• _EXERCISE PROMPT_
Select each line where the word "button" appears.

• _INPUT FOR THIS TASK_
[Start]

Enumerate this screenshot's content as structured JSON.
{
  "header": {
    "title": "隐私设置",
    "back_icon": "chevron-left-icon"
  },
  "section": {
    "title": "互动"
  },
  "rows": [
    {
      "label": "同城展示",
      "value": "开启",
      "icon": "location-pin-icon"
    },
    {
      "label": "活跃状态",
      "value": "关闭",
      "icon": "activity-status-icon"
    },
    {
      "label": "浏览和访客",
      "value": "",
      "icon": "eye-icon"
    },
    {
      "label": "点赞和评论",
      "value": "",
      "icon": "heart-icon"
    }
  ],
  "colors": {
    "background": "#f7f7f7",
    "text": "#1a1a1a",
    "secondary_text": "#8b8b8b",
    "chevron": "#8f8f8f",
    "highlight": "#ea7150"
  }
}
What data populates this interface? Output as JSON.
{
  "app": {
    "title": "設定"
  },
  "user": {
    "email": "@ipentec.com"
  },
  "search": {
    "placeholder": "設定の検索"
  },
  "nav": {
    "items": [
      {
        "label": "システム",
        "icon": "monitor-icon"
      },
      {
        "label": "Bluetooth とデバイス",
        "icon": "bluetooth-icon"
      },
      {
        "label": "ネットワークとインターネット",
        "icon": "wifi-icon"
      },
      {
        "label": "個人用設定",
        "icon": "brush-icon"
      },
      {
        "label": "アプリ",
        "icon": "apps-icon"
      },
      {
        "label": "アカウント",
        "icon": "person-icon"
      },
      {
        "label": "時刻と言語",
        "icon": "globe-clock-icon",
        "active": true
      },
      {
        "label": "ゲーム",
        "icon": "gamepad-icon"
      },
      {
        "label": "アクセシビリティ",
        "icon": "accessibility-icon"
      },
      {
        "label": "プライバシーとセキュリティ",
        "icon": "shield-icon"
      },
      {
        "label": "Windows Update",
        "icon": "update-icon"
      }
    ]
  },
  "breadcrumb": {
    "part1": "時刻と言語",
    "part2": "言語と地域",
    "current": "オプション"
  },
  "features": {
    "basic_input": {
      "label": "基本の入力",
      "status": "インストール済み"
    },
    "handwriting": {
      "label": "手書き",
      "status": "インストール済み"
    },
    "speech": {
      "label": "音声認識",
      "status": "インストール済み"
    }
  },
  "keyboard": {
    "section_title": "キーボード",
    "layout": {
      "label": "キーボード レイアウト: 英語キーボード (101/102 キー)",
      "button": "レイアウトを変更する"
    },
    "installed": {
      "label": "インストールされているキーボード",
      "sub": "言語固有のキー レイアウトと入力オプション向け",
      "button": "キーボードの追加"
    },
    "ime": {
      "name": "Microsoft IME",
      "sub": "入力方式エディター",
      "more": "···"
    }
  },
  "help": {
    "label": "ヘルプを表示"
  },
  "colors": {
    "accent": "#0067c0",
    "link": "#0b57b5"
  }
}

[End]

• _SOLUTION FOR THIS PROBLEM_
      "button": "レイアウトを変更する"
      "button": "キーボードの追加"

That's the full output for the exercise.